[Data items]
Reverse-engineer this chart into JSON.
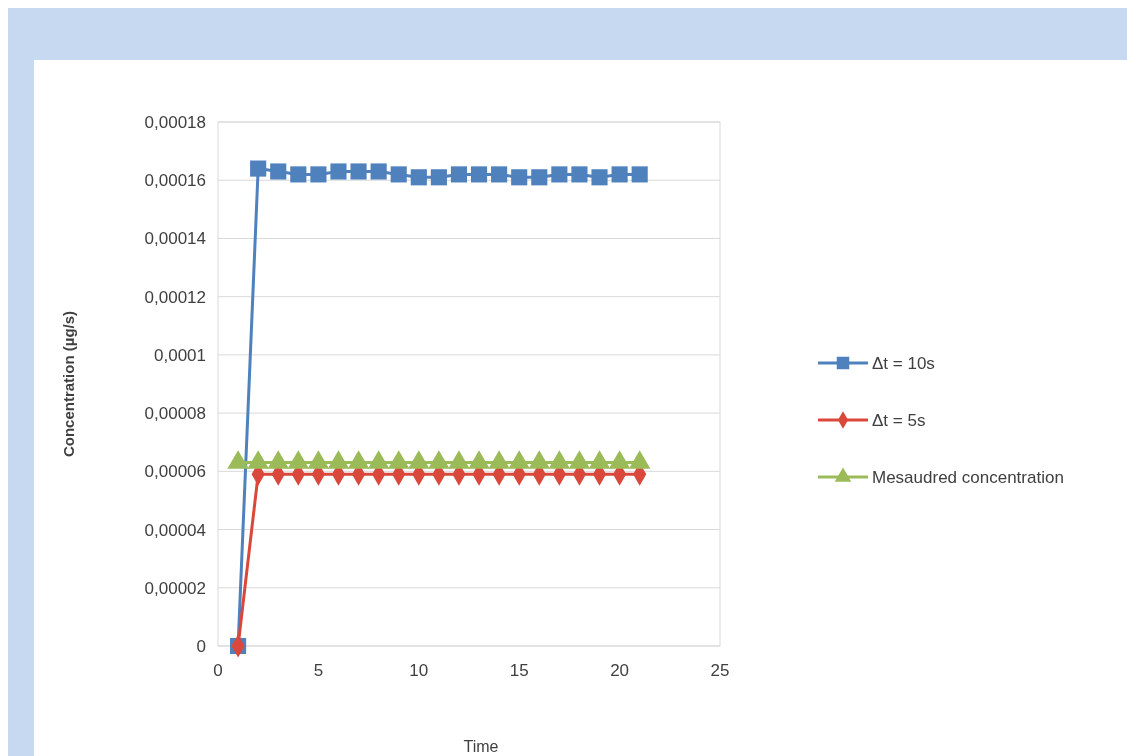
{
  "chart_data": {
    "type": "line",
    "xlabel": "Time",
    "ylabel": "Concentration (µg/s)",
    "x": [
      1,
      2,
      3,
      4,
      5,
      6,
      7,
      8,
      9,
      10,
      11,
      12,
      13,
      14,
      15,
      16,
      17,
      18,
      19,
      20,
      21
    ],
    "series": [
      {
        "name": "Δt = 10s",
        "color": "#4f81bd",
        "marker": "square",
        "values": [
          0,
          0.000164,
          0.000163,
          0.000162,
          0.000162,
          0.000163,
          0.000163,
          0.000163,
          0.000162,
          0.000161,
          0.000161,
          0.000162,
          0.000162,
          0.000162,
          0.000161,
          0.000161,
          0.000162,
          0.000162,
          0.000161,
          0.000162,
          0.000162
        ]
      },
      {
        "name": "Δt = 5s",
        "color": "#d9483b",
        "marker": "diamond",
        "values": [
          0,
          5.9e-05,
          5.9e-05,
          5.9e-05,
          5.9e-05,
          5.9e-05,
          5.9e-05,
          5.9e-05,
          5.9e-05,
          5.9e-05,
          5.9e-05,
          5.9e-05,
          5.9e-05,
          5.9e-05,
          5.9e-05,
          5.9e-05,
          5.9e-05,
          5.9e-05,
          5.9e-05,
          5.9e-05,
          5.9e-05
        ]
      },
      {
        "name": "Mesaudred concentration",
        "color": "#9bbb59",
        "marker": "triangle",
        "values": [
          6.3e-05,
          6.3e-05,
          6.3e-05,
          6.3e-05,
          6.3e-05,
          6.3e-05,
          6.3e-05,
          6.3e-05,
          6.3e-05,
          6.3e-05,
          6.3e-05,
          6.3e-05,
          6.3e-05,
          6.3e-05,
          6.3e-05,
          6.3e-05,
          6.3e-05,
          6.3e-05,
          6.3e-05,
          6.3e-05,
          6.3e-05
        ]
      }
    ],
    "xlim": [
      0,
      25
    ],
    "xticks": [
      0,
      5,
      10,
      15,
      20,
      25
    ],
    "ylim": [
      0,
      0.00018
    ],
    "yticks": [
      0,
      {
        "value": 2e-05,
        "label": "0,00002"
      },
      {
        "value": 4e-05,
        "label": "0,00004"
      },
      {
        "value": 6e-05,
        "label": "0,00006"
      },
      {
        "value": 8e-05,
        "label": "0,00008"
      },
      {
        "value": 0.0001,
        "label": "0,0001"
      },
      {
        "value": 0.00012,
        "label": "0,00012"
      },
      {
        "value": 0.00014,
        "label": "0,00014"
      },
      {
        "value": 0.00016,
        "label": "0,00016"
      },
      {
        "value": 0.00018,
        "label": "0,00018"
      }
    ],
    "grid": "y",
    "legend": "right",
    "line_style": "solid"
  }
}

==

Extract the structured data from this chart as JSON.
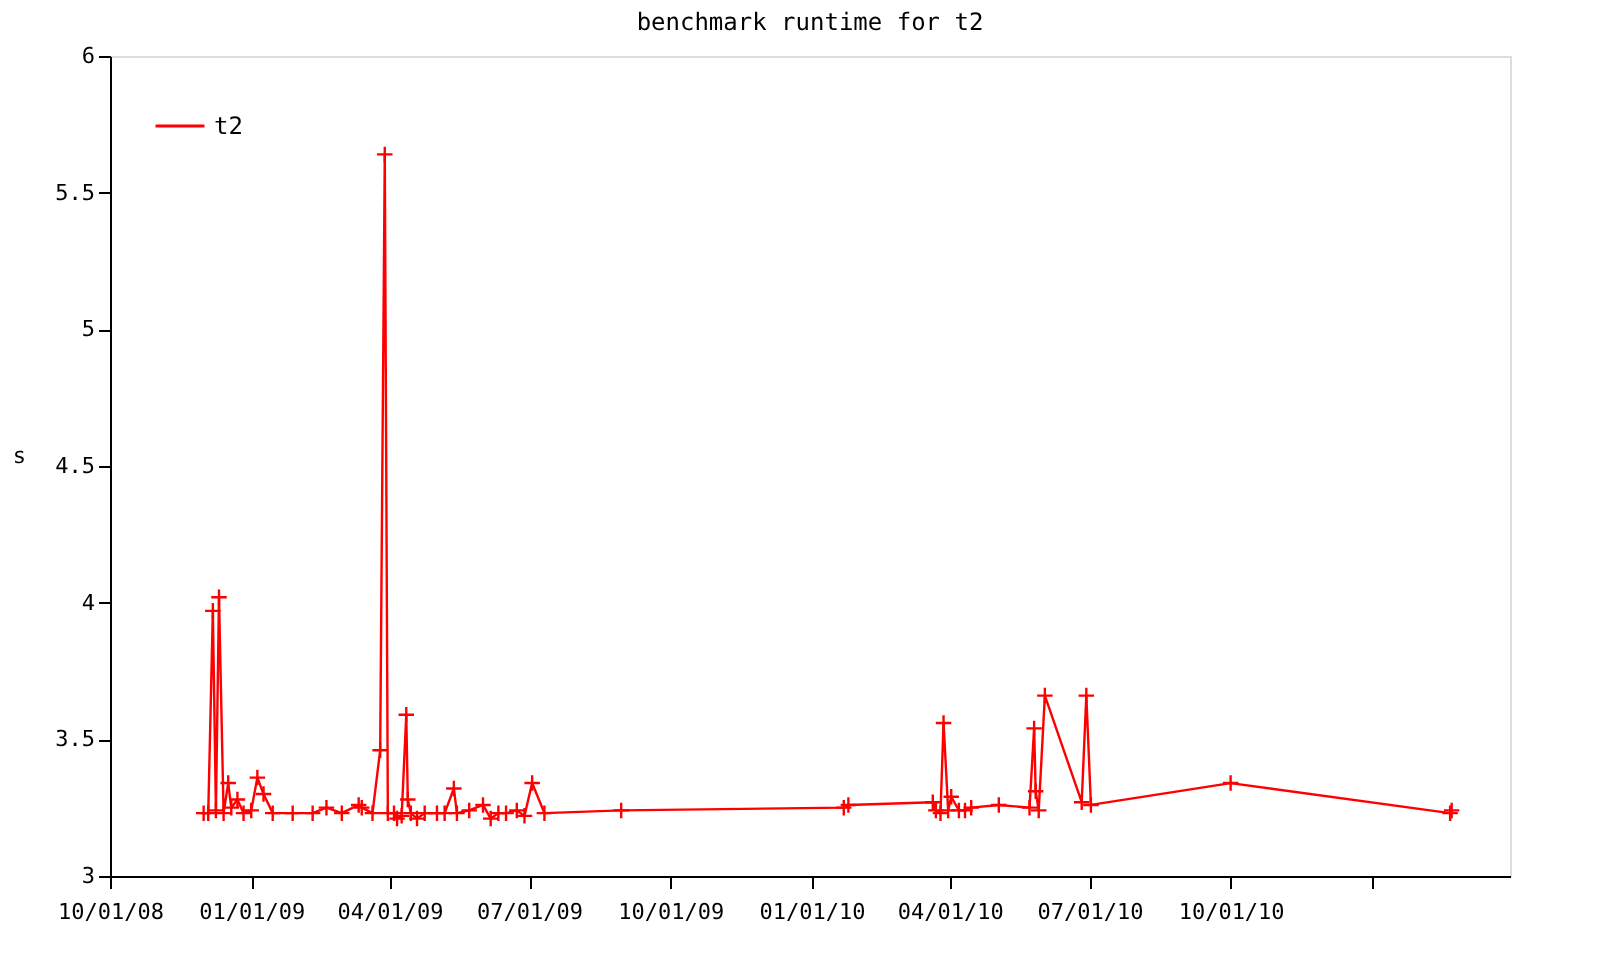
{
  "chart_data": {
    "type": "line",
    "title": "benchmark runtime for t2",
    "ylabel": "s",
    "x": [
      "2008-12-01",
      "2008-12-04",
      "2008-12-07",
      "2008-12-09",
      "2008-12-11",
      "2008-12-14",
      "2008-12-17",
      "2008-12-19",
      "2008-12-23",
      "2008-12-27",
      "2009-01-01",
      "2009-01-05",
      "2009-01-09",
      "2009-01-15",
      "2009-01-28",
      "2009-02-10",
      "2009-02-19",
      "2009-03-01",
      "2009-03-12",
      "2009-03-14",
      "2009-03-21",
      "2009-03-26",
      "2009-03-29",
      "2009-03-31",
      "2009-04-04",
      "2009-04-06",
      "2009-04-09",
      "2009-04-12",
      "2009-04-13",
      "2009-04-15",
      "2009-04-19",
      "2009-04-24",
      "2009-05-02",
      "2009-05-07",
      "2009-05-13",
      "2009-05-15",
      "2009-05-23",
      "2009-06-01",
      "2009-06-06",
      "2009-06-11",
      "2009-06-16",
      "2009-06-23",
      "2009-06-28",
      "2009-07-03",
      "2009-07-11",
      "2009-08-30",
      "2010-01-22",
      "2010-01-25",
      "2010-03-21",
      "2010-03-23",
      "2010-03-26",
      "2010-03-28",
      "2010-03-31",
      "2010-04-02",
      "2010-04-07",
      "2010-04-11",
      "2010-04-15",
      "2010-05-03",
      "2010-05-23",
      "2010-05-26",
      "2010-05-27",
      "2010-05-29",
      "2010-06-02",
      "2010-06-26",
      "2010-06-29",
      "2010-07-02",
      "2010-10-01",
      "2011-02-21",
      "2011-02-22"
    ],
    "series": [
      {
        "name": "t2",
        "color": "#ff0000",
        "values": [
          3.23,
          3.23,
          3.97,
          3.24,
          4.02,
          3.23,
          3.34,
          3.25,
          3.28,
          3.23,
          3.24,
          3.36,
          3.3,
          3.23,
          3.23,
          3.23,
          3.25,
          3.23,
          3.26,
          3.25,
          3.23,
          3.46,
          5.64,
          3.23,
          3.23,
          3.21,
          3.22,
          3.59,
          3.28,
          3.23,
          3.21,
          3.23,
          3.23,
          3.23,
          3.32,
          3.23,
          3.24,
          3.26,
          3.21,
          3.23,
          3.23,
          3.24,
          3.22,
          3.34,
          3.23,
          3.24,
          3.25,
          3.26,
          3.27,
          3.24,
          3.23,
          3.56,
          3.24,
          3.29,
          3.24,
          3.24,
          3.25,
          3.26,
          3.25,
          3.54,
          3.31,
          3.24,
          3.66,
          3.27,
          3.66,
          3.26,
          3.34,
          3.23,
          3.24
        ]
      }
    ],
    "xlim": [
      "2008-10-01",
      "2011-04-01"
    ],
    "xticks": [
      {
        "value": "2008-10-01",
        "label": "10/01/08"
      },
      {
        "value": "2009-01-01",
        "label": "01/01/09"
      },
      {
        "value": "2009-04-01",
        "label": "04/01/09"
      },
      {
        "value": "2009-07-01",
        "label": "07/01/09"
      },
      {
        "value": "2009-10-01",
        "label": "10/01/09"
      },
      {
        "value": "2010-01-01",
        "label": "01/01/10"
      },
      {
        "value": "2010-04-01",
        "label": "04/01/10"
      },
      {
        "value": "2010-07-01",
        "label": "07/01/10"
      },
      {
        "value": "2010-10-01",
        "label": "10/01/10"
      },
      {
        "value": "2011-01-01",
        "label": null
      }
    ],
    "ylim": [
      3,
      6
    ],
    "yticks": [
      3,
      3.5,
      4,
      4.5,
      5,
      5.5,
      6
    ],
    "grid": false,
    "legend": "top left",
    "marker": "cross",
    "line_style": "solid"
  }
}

---

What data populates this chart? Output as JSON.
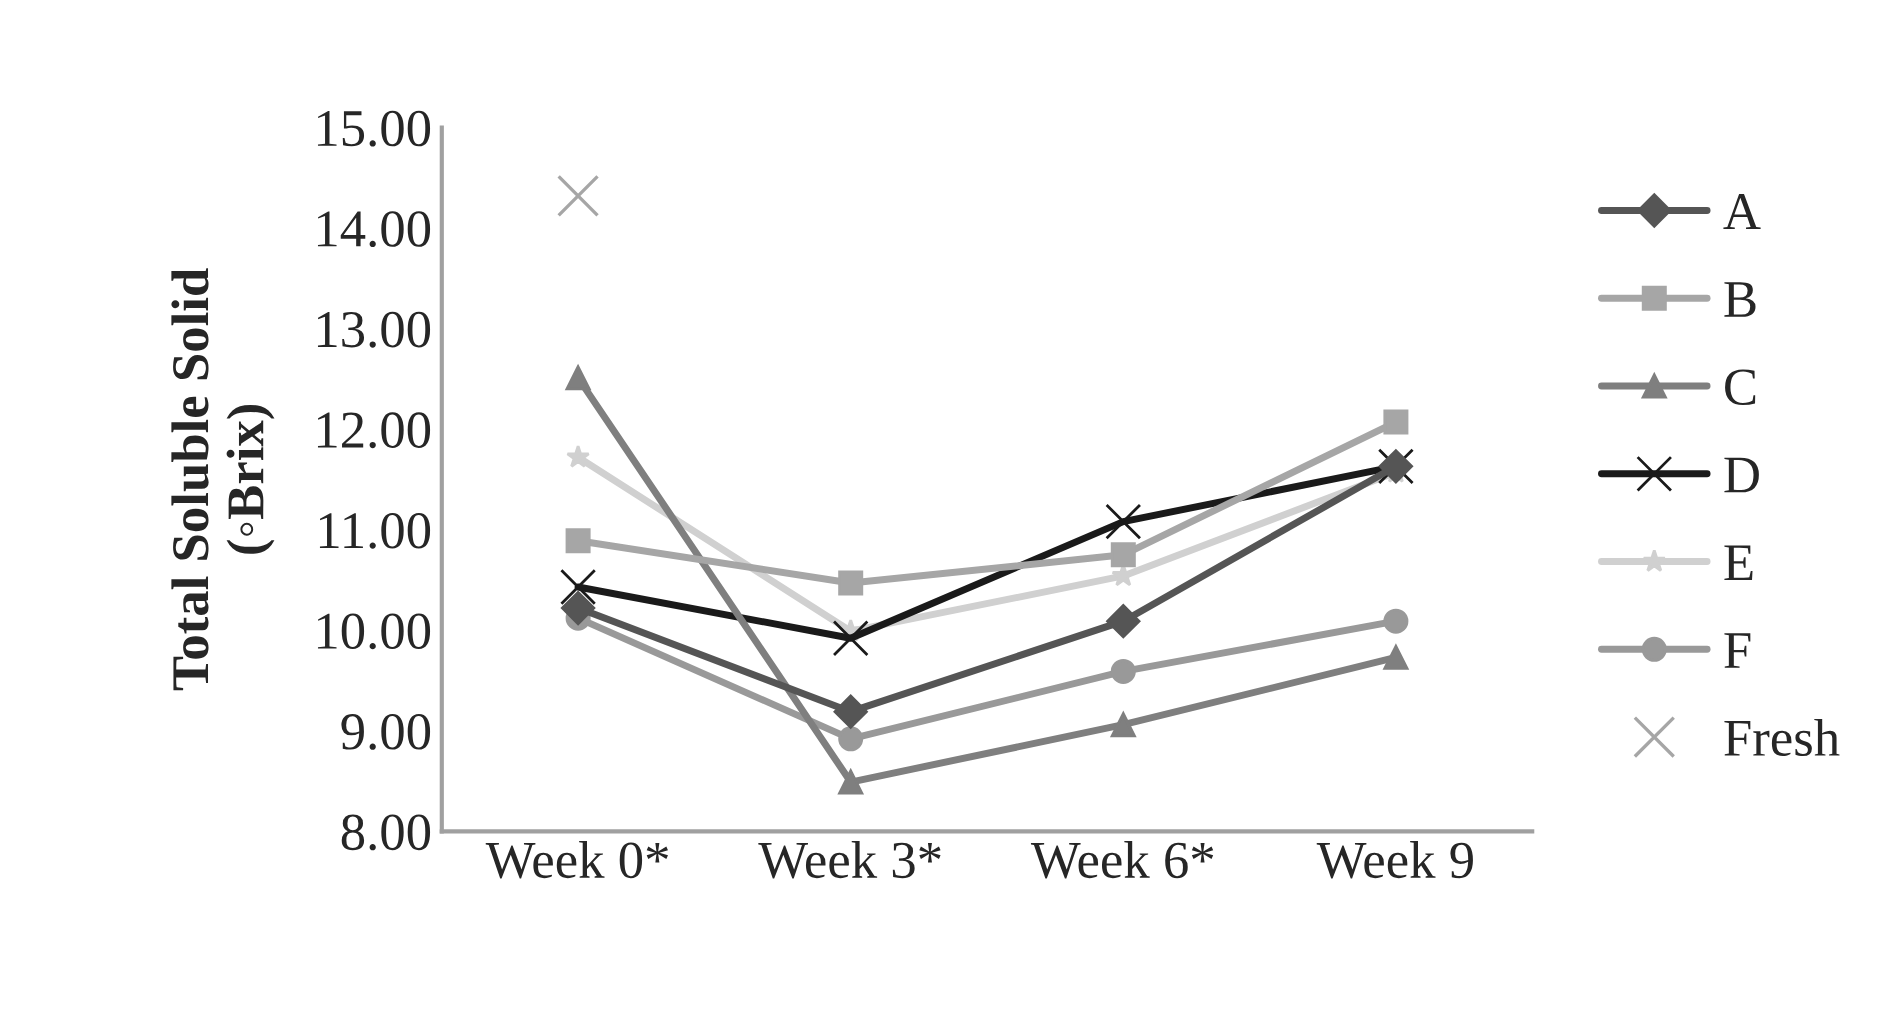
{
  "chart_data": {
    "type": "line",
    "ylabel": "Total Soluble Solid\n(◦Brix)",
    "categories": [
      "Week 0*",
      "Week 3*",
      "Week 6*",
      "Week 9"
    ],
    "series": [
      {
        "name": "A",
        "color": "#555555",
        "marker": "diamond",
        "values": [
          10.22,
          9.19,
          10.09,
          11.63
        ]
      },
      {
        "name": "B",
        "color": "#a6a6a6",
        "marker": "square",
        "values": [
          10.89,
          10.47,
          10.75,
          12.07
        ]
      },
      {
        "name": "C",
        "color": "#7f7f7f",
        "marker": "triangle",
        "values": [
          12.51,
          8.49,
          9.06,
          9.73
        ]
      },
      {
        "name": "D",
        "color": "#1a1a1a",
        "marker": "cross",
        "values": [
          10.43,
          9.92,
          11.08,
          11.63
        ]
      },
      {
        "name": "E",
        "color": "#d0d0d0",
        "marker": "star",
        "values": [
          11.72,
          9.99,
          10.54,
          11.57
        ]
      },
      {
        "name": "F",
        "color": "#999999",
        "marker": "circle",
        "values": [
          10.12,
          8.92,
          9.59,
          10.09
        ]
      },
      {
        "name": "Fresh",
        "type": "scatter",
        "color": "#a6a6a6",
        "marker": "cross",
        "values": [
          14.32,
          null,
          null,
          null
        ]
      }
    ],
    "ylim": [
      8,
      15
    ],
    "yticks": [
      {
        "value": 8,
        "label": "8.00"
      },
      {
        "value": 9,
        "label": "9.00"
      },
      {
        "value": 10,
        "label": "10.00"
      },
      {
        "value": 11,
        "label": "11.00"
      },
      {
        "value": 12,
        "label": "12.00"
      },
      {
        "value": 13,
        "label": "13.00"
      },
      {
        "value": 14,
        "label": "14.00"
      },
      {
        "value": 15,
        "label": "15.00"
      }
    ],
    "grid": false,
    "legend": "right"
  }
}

What is asked: Which lines include the word "name"? Copy every one of them.

Completed exercise:
        "name": "Δt = 10s",
        "name": "Δt = 5s",
        "name": "Mesaudred concentration",
        "name": "t2",
        "name": "A",
        "name": "B",
        "name": "C",
        "name": "D",
        "name": "E",
        "name": "F",
        "name": "Fresh",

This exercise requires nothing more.